TASK GOAL: Copy every entry exactly.

Dataset rows:
--*--

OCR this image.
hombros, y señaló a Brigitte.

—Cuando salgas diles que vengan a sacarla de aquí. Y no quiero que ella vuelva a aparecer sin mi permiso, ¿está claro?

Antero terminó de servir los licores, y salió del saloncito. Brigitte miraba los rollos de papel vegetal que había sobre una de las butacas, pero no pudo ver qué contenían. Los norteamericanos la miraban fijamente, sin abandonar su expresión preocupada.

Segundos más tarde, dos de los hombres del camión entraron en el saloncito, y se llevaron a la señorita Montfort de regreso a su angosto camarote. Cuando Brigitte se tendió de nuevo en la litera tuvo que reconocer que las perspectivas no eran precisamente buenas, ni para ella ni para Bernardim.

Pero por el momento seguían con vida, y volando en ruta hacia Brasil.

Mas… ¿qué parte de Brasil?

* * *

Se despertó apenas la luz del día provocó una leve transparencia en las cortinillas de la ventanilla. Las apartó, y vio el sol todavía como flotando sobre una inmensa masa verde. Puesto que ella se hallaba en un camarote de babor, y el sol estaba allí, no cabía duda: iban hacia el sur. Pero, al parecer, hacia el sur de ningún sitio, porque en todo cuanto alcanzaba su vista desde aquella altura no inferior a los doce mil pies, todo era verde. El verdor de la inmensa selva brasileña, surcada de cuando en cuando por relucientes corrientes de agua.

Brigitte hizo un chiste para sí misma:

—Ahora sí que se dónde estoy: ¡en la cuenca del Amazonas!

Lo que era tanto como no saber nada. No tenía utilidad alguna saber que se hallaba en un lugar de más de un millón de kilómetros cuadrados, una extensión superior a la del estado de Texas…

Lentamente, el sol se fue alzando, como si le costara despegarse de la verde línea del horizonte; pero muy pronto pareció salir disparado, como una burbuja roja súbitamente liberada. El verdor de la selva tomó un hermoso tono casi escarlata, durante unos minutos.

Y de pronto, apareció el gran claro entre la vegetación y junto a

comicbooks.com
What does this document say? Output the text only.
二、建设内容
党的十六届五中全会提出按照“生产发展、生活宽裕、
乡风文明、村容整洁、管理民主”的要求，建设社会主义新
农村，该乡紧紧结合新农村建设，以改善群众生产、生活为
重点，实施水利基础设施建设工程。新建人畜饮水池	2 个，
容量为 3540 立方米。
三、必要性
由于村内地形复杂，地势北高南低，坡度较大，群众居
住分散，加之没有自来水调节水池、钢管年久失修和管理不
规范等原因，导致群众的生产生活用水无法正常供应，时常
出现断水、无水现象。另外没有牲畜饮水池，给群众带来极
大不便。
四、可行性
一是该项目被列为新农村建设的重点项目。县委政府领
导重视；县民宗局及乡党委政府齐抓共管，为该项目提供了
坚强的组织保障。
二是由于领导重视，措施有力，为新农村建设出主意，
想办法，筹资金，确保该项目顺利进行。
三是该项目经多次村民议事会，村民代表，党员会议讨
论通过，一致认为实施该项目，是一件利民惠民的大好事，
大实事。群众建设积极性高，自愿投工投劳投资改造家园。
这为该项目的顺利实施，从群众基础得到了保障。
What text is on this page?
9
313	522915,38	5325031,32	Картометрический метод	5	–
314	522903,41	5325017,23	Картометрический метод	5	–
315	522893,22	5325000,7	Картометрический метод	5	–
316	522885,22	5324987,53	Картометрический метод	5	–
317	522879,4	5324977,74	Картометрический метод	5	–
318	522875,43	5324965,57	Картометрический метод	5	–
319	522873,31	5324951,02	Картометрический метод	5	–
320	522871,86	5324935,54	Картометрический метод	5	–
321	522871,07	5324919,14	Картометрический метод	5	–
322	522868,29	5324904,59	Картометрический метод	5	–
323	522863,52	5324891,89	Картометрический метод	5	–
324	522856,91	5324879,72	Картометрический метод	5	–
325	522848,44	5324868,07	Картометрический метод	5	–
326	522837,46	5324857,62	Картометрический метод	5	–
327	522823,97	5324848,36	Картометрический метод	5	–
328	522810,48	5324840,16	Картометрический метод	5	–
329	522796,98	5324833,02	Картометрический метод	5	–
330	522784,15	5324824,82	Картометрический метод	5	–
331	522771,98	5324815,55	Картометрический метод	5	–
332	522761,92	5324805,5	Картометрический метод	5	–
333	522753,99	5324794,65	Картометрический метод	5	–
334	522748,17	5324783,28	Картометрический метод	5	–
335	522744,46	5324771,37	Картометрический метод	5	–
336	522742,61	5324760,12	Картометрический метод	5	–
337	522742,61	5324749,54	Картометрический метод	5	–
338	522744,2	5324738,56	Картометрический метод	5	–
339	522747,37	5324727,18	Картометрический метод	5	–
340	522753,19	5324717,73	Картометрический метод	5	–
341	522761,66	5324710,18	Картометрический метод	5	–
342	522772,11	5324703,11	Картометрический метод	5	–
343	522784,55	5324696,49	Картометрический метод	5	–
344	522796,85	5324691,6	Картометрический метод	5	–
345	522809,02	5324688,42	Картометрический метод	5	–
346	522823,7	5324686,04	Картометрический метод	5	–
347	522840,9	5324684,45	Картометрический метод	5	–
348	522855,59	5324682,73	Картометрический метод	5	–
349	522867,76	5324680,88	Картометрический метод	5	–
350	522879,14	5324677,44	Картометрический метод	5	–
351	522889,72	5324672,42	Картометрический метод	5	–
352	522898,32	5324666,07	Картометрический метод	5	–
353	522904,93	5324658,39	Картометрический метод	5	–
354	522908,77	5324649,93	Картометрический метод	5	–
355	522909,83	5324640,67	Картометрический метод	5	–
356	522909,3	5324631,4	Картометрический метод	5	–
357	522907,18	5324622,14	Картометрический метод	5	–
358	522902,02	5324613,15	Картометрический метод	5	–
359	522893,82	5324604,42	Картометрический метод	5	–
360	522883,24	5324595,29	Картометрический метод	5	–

--*--

ANSWER TO THIS EXERCISE:
OCR this image.
hombros, y señaló a Brigitte.

—Cuando salgas diles que vengan a sacarla de aquí. Y no quiero que ella vuelva a aparecer sin mi permiso, ¿está claro?

Antero terminó de servir los licores, y salió del saloncito. Brigitte miraba los rollos de papel vegetal que había sobre una de las butacas, pero no pudo ver qué contenían. Los norteamericanos la miraban fijamente, sin abandonar su expresión preocupada.

Segundos más tarde, dos de los hombres del camión entraron en el saloncito, y se llevaron a la señorita Montfort de regreso a su angosto camarote. Cuando Brigitte se tendió de nuevo en la litera tuvo que reconocer que las perspectivas no eran precisamente buenas, ni para ella ni para Bernardim.

Pero por el momento seguían con vida, y volando en ruta hacia Brasil.

Mas… ¿qué parte de Brasil?

* * *

Se despertó apenas la luz del día provocó una leve transparencia en las cortinillas de la ventanilla. Las apartó, y vio el sol todavía como flotando sobre una inmensa masa verde. Puesto que ella se hallaba en un camarote de babor, y el sol estaba allí, no cabía duda: iban hacia el sur. Pero, al parecer, hacia el sur de ningún sitio, porque en todo cuanto alcanzaba su vista desde aquella altura no inferior a los doce mil pies, todo era verde. El verdor de la inmensa selva brasileña, surcada de cuando en cuando por relucientes corrientes de agua.

Brigitte hizo un chiste para sí misma:

—Ahora sí que se dónde estoy: ¡en la cuenca del Amazonas!

Lo que era tanto como no saber nada. No tenía utilidad alguna saber que se hallaba en un lugar de más de un millón de kilómetros cuadrados, una extensión superior a la del estado de Texas…

Lentamente, el sol se fue alzando, como si le costara despegarse de la verde línea del horizonte; pero muy pronto pareció salir disparado, como una burbuja roja súbitamente liberada. El verdor de la selva tomó un hermoso tono casi escarlata, durante unos minutos.

Y de pronto, apareció el gran claro entre la vegetación y junto a

comicbooks.com
What does this document say? Output the text only.
二、建设内容
党的十六届五中全会提出按照“生产发展、生活宽裕、
乡风文明、村容整洁、管理民主”的要求，建设社会主义新
农村，该乡紧紧结合新农村建设，以改善群众生产、生活为
重点，实施水利基础设施建设工程。新建人畜饮水池	2 个，
容量为 3540 立方米。
三、必要性
由于村内地形复杂，地势北高南低，坡度较大，群众居
住分散，加之没有自来水调节水池、钢管年久失修和管理不
规范等原因，导致群众的生产生活用水无法正常供应，时常
出现断水、无水现象。另外没有牲畜饮水池，给群众带来极
大不便。
四、可行性
一是该项目被列为新农村建设的重点项目。县委政府领
导重视；县民宗局及乡党委政府齐抓共管，为该项目提供了
坚强的组织保障。
二是由于领导重视，措施有力，为新农村建设出主意，
想办法，筹资金，确保该项目顺利进行。
三是该项目经多次村民议事会，村民代表，党员会议讨
论通过，一致认为实施该项目，是一件利民惠民的大好事，
大实事。群众建设积极性高，自愿投工投劳投资改造家园。
这为该项目的顺利实施，从群众基础得到了保障。
What text is on this page?
9
313	522915,38	5325031,32	Картометрический метод	5	–
314	522903,41	5325017,23	Картометрический метод	5	–
315	522893,22	5325000,7	Картометрический метод	5	–
316	522885,22	5324987,53	Картометрический метод	5	–
317	522879,4	5324977,74	Картометрический метод	5	–
318	522875,43	5324965,57	Картометрический метод	5	–
319	522873,31	5324951,02	Картометрический метод	5	–
320	522871,86	5324935,54	Картометрический метод	5	–
321	522871,07	5324919,14	Картометрический метод	5	–
322	522868,29	5324904,59	Картометрический метод	5	–
323	522863,52	5324891,89	Картометрический метод	5	–
324	522856,91	5324879,72	Картометрический метод	5	–
325	522848,44	5324868,07	Картометрический метод	5	–
326	522837,46	5324857,62	Картометрический метод	5	–
327	522823,97	5324848,36	Картометрический метод	5	–
328	522810,48	5324840,16	Картометрический метод	5	–
329	522796,98	5324833,02	Картометрический метод	5	–
330	522784,15	5324824,82	Картометрический метод	5	–
331	522771,98	5324815,55	Картометрический метод	5	–
332	522761,92	5324805,5	Картометрический метод	5	–
333	522753,99	5324794,65	Картометрический метод	5	–
334	522748,17	5324783,28	Картометрический метод	5	–
335	522744,46	5324771,37	Картометрический метод	5	–
336	522742,61	5324760,12	Картометрический метод	5	–
337	522742,61	5324749,54	Картометрический метод	5	–
338	522744,2	5324738,56	Картометрический метод	5	–
339	522747,37	5324727,18	Картометрический метод	5	–
340	522753,19	5324717,73	Картометрический метод	5	–
341	522761,66	5324710,18	Картометрический метод	5	–
342	522772,11	5324703,11	Картометрический метод	5	–
343	522784,55	5324696,49	Картометрический метод	5	–
344	522796,85	5324691,6	Картометрический метод	5	–
345	522809,02	5324688,42	Картометрический метод	5	–
346	522823,7	5324686,04	Картометрический метод	5	–
347	522840,9	5324684,45	Картометрический метод	5	–
348	522855,59	5324682,73	Картометрический метод	5	–
349	522867,76	5324680,88	Картометрический метод	5	–
350	522879,14	5324677,44	Картометрический метод	5	–
351	522889,72	5324672,42	Картометрический метод	5	–
352	522898,32	5324666,07	Картометрический метод	5	–
353	522904,93	5324658,39	Картометрический метод	5	–
354	522908,77	5324649,93	Картометрический метод	5	–
355	522909,83	5324640,67	Картометрический метод	5	–
356	522909,3	5324631,4	Картометрический метод	5	–
357	522907,18	5324622,14	Картометрический метод	5	–
358	522902,02	5324613,15	Картометрический метод	5	–
359	522893,82	5324604,42	Картометрический метод	5	–
360	522883,24	5324595,29	Картометрический метод	5	–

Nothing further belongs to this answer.